● EXERCISE TASK: Write every line of the material out exactly as shown.

● SOURCE RECORDS:
========================================

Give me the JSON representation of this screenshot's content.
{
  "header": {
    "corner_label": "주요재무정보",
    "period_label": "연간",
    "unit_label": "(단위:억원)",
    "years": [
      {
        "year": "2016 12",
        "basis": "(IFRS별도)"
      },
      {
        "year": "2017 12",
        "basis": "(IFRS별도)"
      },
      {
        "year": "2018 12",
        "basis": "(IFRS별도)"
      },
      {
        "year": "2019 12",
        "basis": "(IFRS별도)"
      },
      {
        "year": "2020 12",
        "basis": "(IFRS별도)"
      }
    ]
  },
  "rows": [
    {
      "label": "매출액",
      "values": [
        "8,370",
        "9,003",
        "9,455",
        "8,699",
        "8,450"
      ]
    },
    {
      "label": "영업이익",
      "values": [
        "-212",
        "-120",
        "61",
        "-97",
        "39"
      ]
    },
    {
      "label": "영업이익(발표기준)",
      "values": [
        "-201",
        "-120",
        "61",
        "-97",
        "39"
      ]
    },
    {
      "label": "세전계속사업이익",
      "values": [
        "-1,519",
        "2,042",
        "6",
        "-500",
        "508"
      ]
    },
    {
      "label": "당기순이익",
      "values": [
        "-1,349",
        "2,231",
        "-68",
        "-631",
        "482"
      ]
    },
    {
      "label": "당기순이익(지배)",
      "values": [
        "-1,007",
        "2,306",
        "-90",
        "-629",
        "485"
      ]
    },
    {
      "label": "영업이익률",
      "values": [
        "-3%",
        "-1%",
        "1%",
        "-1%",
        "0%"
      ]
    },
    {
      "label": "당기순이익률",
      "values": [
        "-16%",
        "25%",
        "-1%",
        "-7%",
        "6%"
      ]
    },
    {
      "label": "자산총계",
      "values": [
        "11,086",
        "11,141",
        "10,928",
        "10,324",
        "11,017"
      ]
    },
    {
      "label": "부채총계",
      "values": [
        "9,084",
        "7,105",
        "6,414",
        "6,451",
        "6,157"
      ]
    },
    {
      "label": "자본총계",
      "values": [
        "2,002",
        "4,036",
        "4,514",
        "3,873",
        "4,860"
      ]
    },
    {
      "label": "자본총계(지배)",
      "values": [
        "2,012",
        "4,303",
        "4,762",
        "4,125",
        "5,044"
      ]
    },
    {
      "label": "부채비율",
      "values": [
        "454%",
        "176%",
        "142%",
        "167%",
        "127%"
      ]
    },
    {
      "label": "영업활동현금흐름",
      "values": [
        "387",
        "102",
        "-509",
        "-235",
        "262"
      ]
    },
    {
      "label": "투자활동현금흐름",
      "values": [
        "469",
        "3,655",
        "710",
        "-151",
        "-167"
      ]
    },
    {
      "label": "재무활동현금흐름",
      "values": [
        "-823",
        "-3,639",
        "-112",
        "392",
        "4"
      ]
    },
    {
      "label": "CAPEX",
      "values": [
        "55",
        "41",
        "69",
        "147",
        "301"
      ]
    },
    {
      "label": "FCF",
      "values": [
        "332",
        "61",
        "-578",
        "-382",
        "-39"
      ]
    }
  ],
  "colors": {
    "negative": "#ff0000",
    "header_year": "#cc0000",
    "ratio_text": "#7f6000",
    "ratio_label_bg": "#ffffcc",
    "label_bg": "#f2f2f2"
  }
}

========================================

● TASK RESPONSE:
Give me the JSON representation of this screenshot's content.
{
  "header": {
    "corner_label": "주요재무정보",
    "period_label": "연간",
    "unit_label": "(단위:억원)",
    "years": [
      {
        "year": "2016 12",
        "basis": "(IFRS별도)"
      },
      {
        "year": "2017 12",
        "basis": "(IFRS별도)"
      },
      {
        "year": "2018 12",
        "basis": "(IFRS별도)"
      },
      {
        "year": "2019 12",
        "basis": "(IFRS별도)"
      },
      {
        "year": "2020 12",
        "basis": "(IFRS별도)"
      }
    ]
  },
  "rows": [
    {
      "label": "매출액",
      "values": [
        "8,370",
        "9,003",
        "9,455",
        "8,699",
        "8,450"
      ]
    },
    {
      "label": "영업이익",
      "values": [
        "-212",
        "-120",
        "61",
        "-97",
        "39"
      ]
    },
    {
      "label": "영업이익(발표기준)",
      "values": [
        "-201",
        "-120",
        "61",
        "-97",
        "39"
      ]
    },
    {
      "label": "세전계속사업이익",
      "values": [
        "-1,519",
        "2,042",
        "6",
        "-500",
        "508"
      ]
    },
    {
      "label": "당기순이익",
      "values": [
        "-1,349",
        "2,231",
        "-68",
        "-631",
        "482"
      ]
    },
    {
      "label": "당기순이익(지배)",
      "values": [
        "-1,007",
        "2,306",
        "-90",
        "-629",
        "485"
      ]
    },
    {
      "label": "영업이익률",
      "values": [
        "-3%",
        "-1%",
        "1%",
        "-1%",
        "0%"
      ]
    },
    {
      "label": "당기순이익률",
      "values": [
        "-16%",
        "25%",
        "-1%",
        "-7%",
        "6%"
      ]
    },
    {
      "label": "자산총계",
      "values": [
        "11,086",
        "11,141",
        "10,928",
        "10,324",
        "11,017"
      ]
    },
    {
      "label": "부채총계",
      "values": [
        "9,084",
        "7,105",
        "6,414",
        "6,451",
        "6,157"
      ]
    },
    {
      "label": "자본총계",
      "values": [
        "2,002",
        "4,036",
        "4,514",
        "3,873",
        "4,860"
      ]
    },
    {
      "label": "자본총계(지배)",
      "values": [
        "2,012",
        "4,303",
        "4,762",
        "4,125",
        "5,044"
      ]
    },
    {
      "label": "부채비율",
      "values": [
        "454%",
        "176%",
        "142%",
        "167%",
        "127%"
      ]
    },
    {
      "label": "영업활동현금흐름",
      "values": [
        "387",
        "102",
        "-509",
        "-235",
        "262"
      ]
    },
    {
      "label": "투자활동현금흐름",
      "values": [
        "469",
        "3,655",
        "710",
        "-151",
        "-167"
      ]
    },
    {
      "label": "재무활동현금흐름",
      "values": [
        "-823",
        "-3,639",
        "-112",
        "392",
        "4"
      ]
    },
    {
      "label": "CAPEX",
      "values": [
        "55",
        "41",
        "69",
        "147",
        "301"
      ]
    },
    {
      "label": "FCF",
      "values": [
        "332",
        "61",
        "-578",
        "-382",
        "-39"
      ]
    }
  ],
  "colors": {
    "negative": "#ff0000",
    "header_year": "#cc0000",
    "ratio_text": "#7f6000",
    "ratio_label_bg": "#ffffcc",
    "label_bg": "#f2f2f2"
  }
}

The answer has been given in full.